Problem a
In the post about the OB Rag's seventh birthday, edit the passage starting at "This is the" and ending at "were being fought." so that "cottage" becomes "apartment". Give back only the edited passage.

Extract to read
--- BEGIN ---

It’s the OB Rag’s 7th Birthday

by on October 27, 2014 · 8 comments

in Culture, History, Media, Ocean Beach, Politics

Screen shot of a September 2009 homepage.

This is the 7th birthday for the online OB Rag. During the October fires of 2007, Patty Jones and I launched the OB Rag out of our small cottage on Long Branch Avenue. Many of our early articles critiqued both the mainstream media’s coverage of the fires plus how the fires were being fought.

Seven years later, much has changed, of course. We’ve gone from a little-known blog to one of the best community-based websites in Southern California, which is constantly referred to by the local mainstream media, police, and  local politicians, and occasionally we make the national news. Other notes of interest: quotes from the OB Rag made it up on the ceiling of OB’s newest public “comfort station” on the beach – whose design won an Orchid Award in 2012.

One of proudest moments came in early June 2012, when we launched the San Diego Free Press – and now it’s doing just great, with an average daily readership of over 2,000. Both websites, the OB Rag and the SD Free Press, won awards from the San Diego Chapter of the Society of Professional Journalism this past July.

And just recently, the OB Rag was honored with the Community Partner award from the OB Town Council for our coverage and contributions to the OB Community Plan update battle.

Sure, we’ve had our ups and downs. A year ago, we put out a plea – a call for help, as we felt the OB Rag was then at a cross-roads.  OBceans and other folks responded, – a number of readers sent us a one-time donation, and  about a dozen generous people donate a monthly contribution to us via PayPal (which is right there on our homepage).

--- END ---

Problem b
From the records, reproduce the lines starting at the line that contains "section-2-cond-1-line-2: 义理论及相关专业，或其他高校马克思主义理论专业且专业排名前 2" and ending at the line that contains "section-2-item-2: 2. 学院要求的学术条件：", including both of those lines, with no changes.

Records to use
--- BEGIN ---

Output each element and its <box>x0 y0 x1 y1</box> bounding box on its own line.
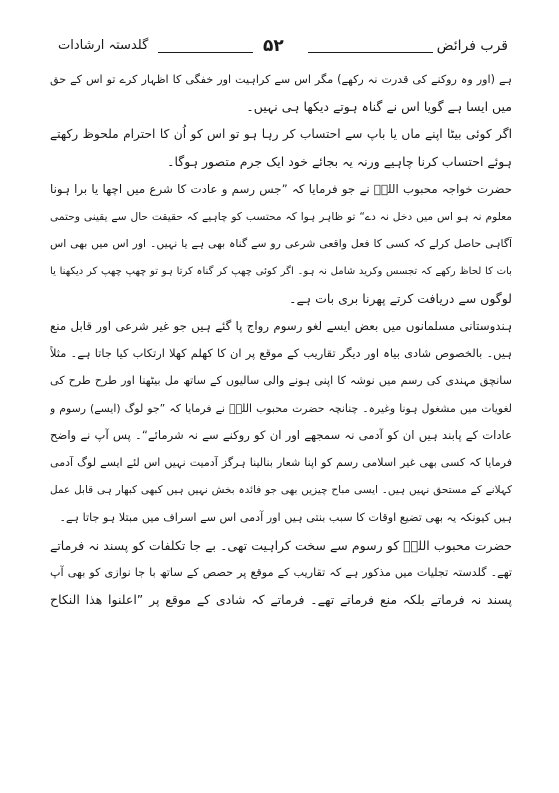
text-line: عادات کے پابند ہیں ان کو آدمی نہ سمجھے اور ان کو روکنے سے نہ شرمائے“۔ پس آپ نے واضح <box>50 428 512 443</box>
text-line: حضرت محبوب اللہؒ کو رسوم سے سخت کراہیت تھی۔ بے جا تکلفات کو پسند نہ فرماتے <box>50 537 512 553</box>
text-line: لوگوں سے دریافت کرتے پھرنا بری بات ہے۔ <box>289 291 512 307</box>
text-line: کہلانے کے مستحق نہیں ہیں۔ ایسی مباح چیزیں بھی جو فائدہ بخش نہیں ہیں کبھی کبھار ہی قابل عمل <box>50 483 512 496</box>
text-line: فرمایا کہ کسی بھی غیر اسلامی رسم کو اپنا شعار بنالینا ہرگز آدمیت نہیں اس لئے ایسے لوگ آدمی <box>50 456 512 470</box>
page-number: ۵۲ <box>263 36 284 56</box>
text-line: آگاہی حاصل کرلے کہ کسی کا فعل واقعی شرعی رو سے گناہ بھی ہے یا نہیں۔ اور اس میں بھی اس <box>50 237 512 251</box>
page-header <box>58 36 508 62</box>
text-line: میں ایسا ہے گویا اس نے گناہ ہوتے دیکھا ہی نہیں۔ <box>246 99 512 115</box>
text-line: بات کا لحاظ رکھے کہ تجسس وکرید شامل نہ ہو۔ اگر کوئی چھپ کر گناہ کرتا ہو تو چھپ چھپ کر دیکھنا یا <box>50 265 512 277</box>
text-line: لغویات میں مشغول ہونا وغیرہ۔ چنانچہ حضرت محبوب اللہؒ نے فرمایا کہ ”جو لوگ (ایسے) رسوم و <box>50 401 512 415</box>
text-line: معلوم نہ ہو اس میں دخل نہ دے“ تو ظاہر ہوا کہ محتسب کو چاہیے کہ حقیقت حال سے یقینی وحتمی <box>50 209 512 223</box>
text-line: تھے۔ گلدستہ تجلیات میں مذکور ہے کہ تقاریب کے موقع پر حصص کے ساتھ با جا نوازی کو بھی آپ <box>50 566 512 580</box>
body-text <box>50 66 512 614</box>
book-title: گلدستہ ارشادات <box>58 38 149 53</box>
text-line: اگر کوئی بیٹا اپنے ماں یا باپ سے احتساب کر رہا ہو تو اس کو اُن کا احترام ملحوظ رکھتے <box>50 126 512 141</box>
text-line: سانچق مہندی کی رسم میں نوشہ کا اپنی ہونے والی سالیوں کے ساتھ مل بیٹھنا اور طرح طرح کی <box>50 374 512 388</box>
chapter-title: قرب فرائض <box>436 38 508 54</box>
text-line: ہندوستانی مسلمانوں میں بعض ایسے لغو رسوم رواج پا گئے ہیں جو غیر شرعی اور قابل منع <box>50 318 512 333</box>
header-rule-right <box>308 52 433 53</box>
header-rule-left <box>158 52 253 53</box>
text-line: ہے (اور وہ روکنے کی قدرت نہ رکھے) مگر اس سے کراہیت اور خفگی کا اظہار کرے تو اس کے حق <box>50 73 512 86</box>
text-line: حضرت خواجہ محبوب اللہؒ نے جو فرمایا کہ ”جس رسم و عادت کا شرع میں اچھا یا برا ہونا <box>50 181 512 196</box>
text-line: ہیں کیونکہ یہ بھی تضیع اوقات کا سبب بنتی ہیں اور آدمی اس سے اسراف میں مبتلا ہو جاتا ہے۔ <box>59 511 512 525</box>
text-line: ہیں۔ بالخصوص شادی بیاہ اور دیگر تقاریب کے موقع پر ان کا کھلم کھلا ارتکاب کیا جاتا ہے۔ مثلاً <box>50 345 512 360</box>
text-line: ہوئے احتساب کرنا چاہیے ورنہ یہ بجائے خود ایک جرم متصور ہوگا۔ <box>167 154 512 170</box>
text-line: پسند نہ فرماتے بلکہ منع فرماتے تھے۔ فرماتے کہ شادی کے موقع پر ”اعلنوا ھذا النکاح <box>50 592 512 608</box>
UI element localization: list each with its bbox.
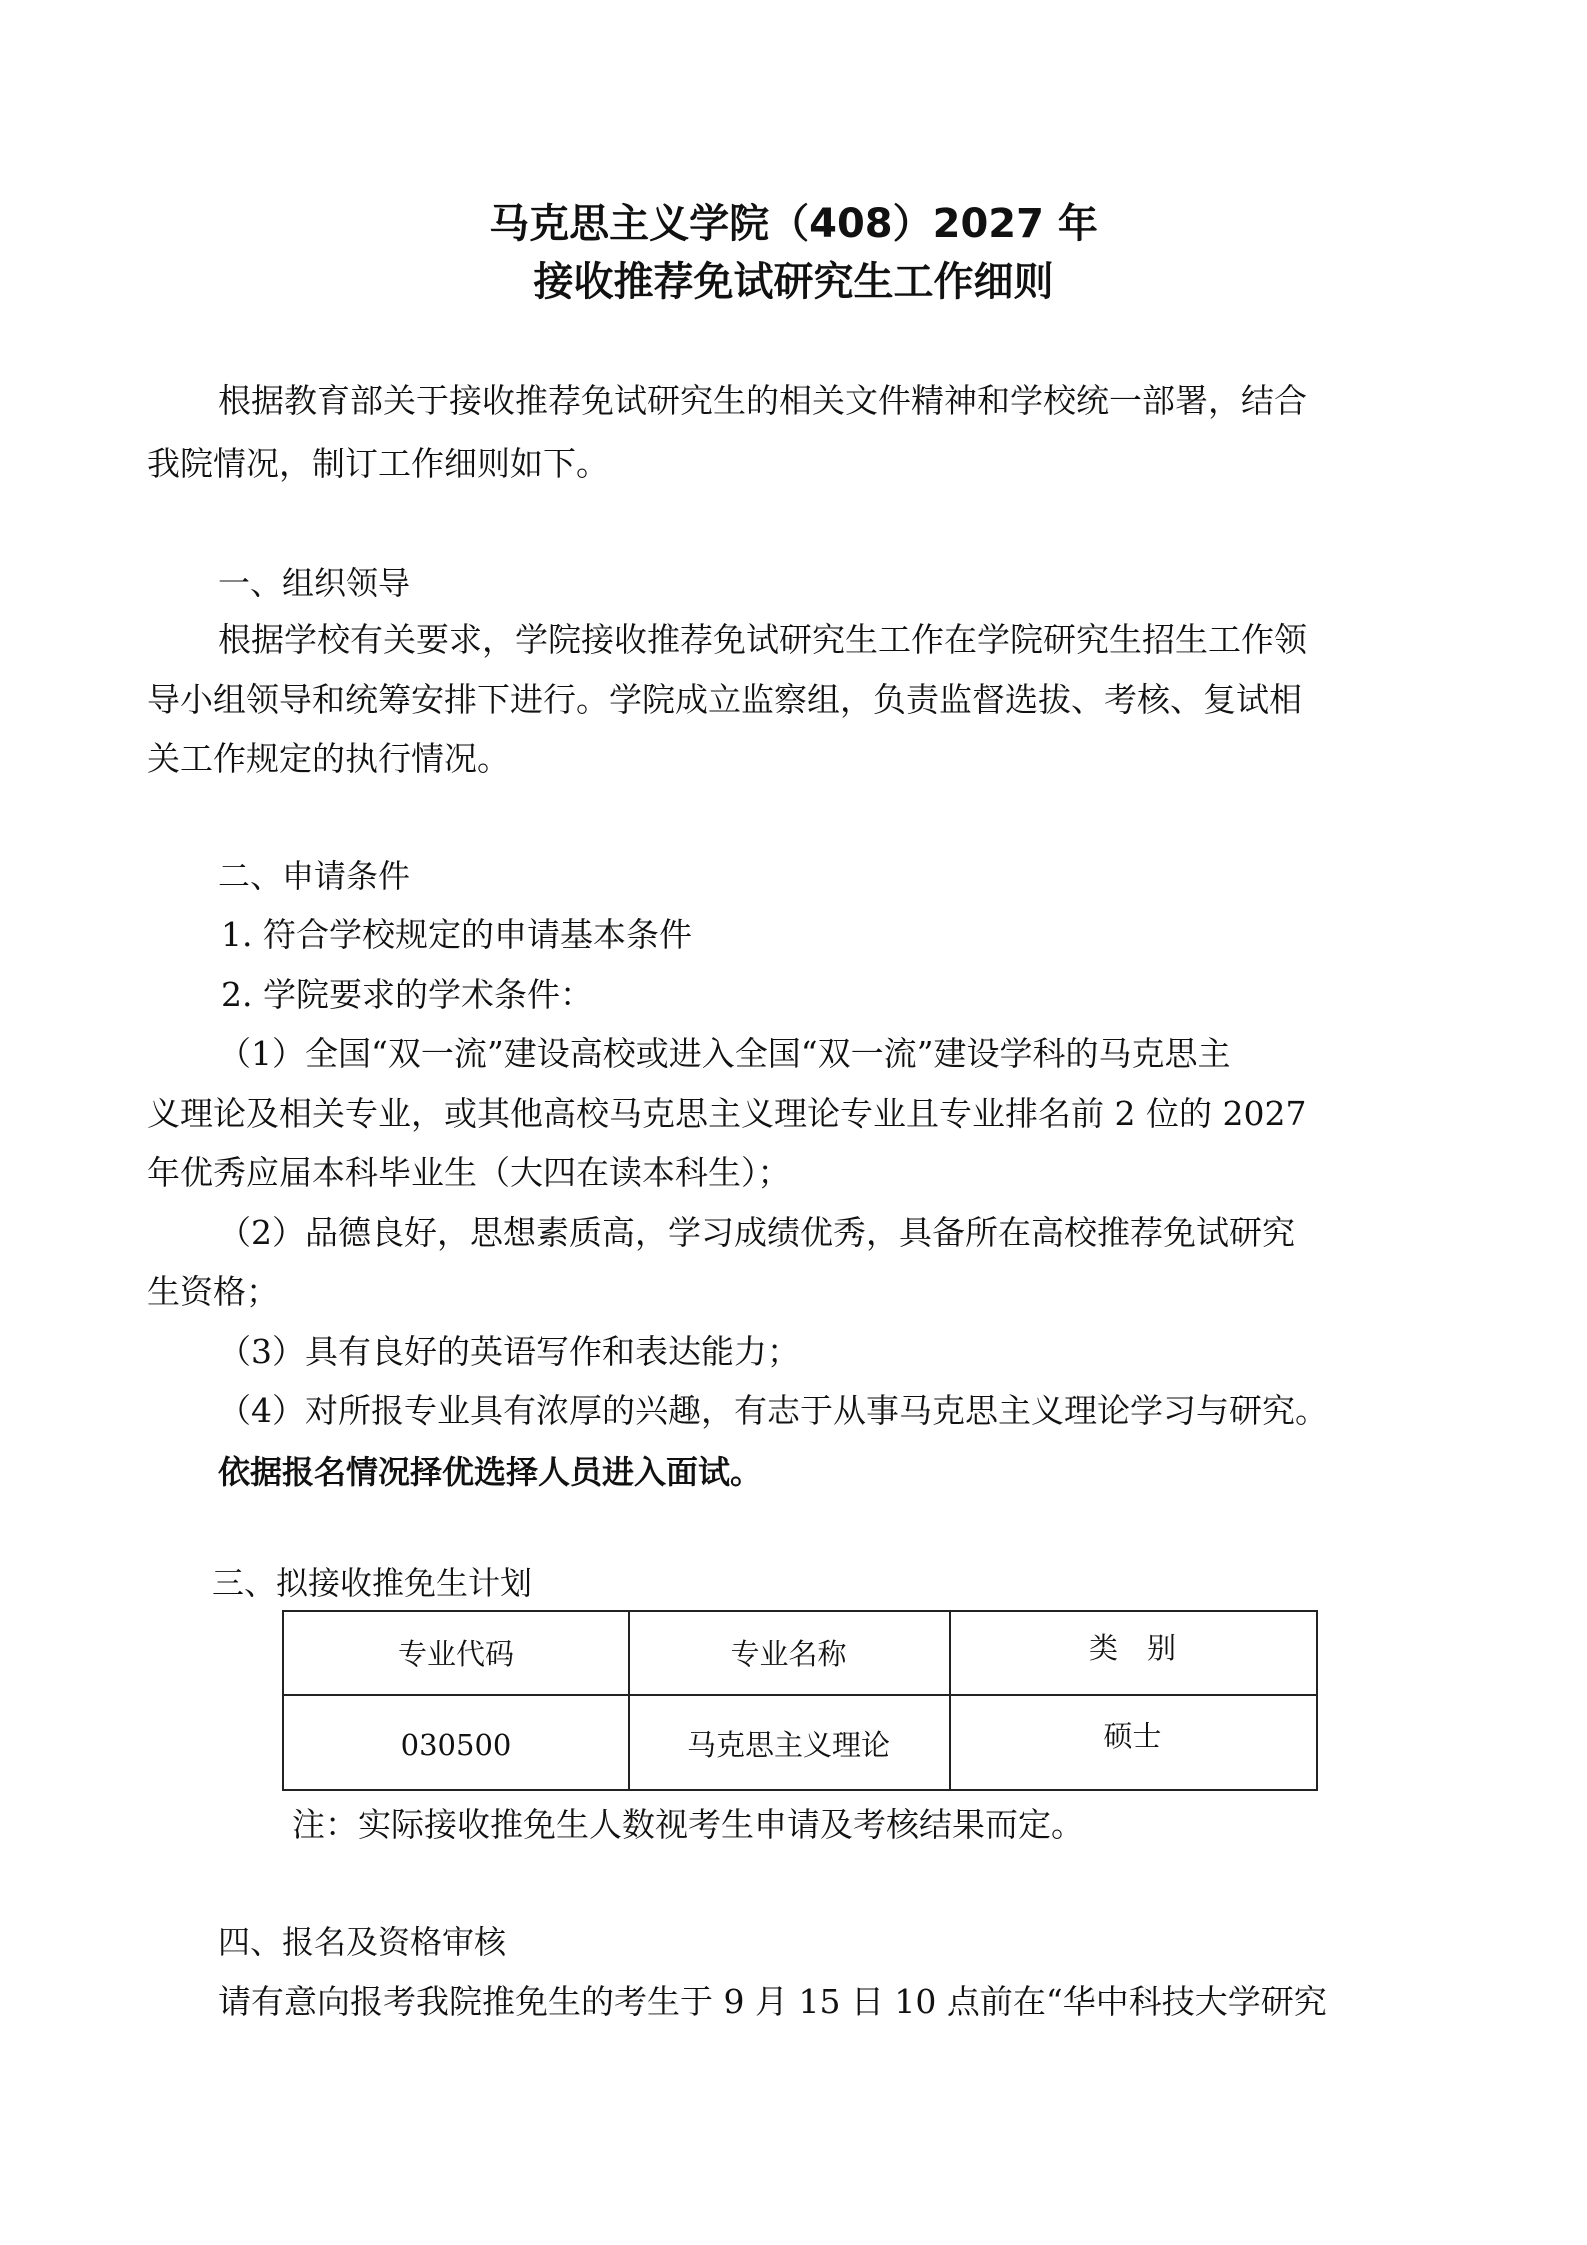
section-2-cond-1-line-2: 义理论及相关专业，或其他高校马克思主义理论专业且专业排名前 2 位的 2027 xyxy=(147,1094,1307,1133)
section-1-heading: 一、组织领导 xyxy=(218,564,411,602)
section-4-line-1: 请有意向报考我院推免生的考生于 9 月 15 日 10 点前在“华中科技大学研究 xyxy=(218,1982,1327,2021)
section-2-bold-note: 依据报名情况择优选择人员进入面试。 xyxy=(218,1453,763,1491)
document-title-line-1: 马克思主义学院（408）2027 年 xyxy=(489,201,1098,247)
section-4-heading: 四、报名及资格审核 xyxy=(218,1923,507,1961)
section-2-item-1: 1. 符合学校规定的申请基本条件 xyxy=(221,915,692,954)
section-2-item-2: 2. 学院要求的学术条件： xyxy=(221,975,593,1014)
section-2-cond-1-line-3: 年优秀应届本科毕业生（大四在读本科生）； xyxy=(147,1153,791,1192)
table-header-code: 专业代码 xyxy=(397,1637,514,1671)
intro-line-2: 我院情况，制订工作细则如下。 xyxy=(147,444,609,483)
table-header-name: 专业名称 xyxy=(730,1637,847,1671)
section-1-line-2: 导小组领导和统筹安排下进行。学院成立监察组，负责监督选拔、考核、复试相 xyxy=(147,680,1302,719)
section-2-cond-4: （4）对所报专业具有浓厚的兴趣，有志于从事马克思主义理论学习与研究。 xyxy=(218,1391,1328,1430)
section-1-line-1: 根据学校有关要求，学院接收推荐免试研究生工作在学院研究生招生工作领 xyxy=(218,620,1307,659)
section-2-cond-2-line-2: 生资格； xyxy=(147,1272,279,1311)
section-2-cond-1-line-1: （1）全国“双一流”建设高校或进入全国“双一流”建设学科的马克思主 xyxy=(218,1034,1231,1073)
section-2-cond-3: （3）具有良好的英语写作和表达能力； xyxy=(218,1332,800,1371)
table-cell-type: 硕士 xyxy=(1103,1719,1162,1753)
intro-line-1: 根据教育部关于接收推荐免试研究生的相关文件精神和学校统一部署，结合 xyxy=(218,381,1307,420)
document-title-line-2: 接收推荐免试研究生工作细则 xyxy=(533,259,1054,305)
table-cell-name: 马克思主义理论 xyxy=(686,1728,890,1762)
section-1-line-3: 关工作规定的执行情况。 xyxy=(147,739,510,778)
table-header-type: 类 别 xyxy=(1088,1631,1176,1665)
table-cell-code: 030500 xyxy=(400,1728,512,1762)
section-2-cond-2-line-1: （2）品德良好，思想素质高，学习成绩优秀，具备所在高校推荐免试研究 xyxy=(218,1213,1295,1252)
section-3-heading: 三、拟接收推免生计划 xyxy=(212,1564,533,1602)
plan-table xyxy=(282,1610,1318,1791)
table-row-divider xyxy=(284,1694,1316,1696)
table-note: 注：实际接收推免生人数视考生申请及考核结果而定。 xyxy=(292,1805,1084,1844)
section-2-heading: 二、申请条件 xyxy=(218,857,411,895)
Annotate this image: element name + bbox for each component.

--- END ---

Expected answer a
This is the 7th birthday for the online OB Rag. During the October fires of 2007, Patty Jones and I launched the OB Rag out of our small apartment on Long Branch Avenue. Many of our early articles critiqued both the mainstream media’s coverage of the fires plus how the fires were being fought.

Expected answer b
section-2-cond-1-line-2: 义理论及相关专业，或其他高校马克思主义理论专业且专业排名前 2 位的 2027 xyxy=(147,1094,1307,1133)
section-1-heading: 一、组织领导 xyxy=(218,564,411,602)
section-4-line-1: 请有意向报考我院推免生的考生于 9 月 15 日 10 点前在“华中科技大学研究 xyxy=(218,1982,1327,2021)
section-2-bold-note: 依据报名情况择优选择人员进入面试。 xyxy=(218,1453,763,1491)
document-title-line-1: 马克思主义学院（408）2027 年 xyxy=(489,201,1098,247)
section-4-heading: 四、报名及资格审核 xyxy=(218,1923,507,1961)
section-2-item-1: 1. 符合学校规定的申请基本条件 xyxy=(221,915,692,954)
section-2-item-2: 2. 学院要求的学术条件： xyxy=(221,975,593,1014)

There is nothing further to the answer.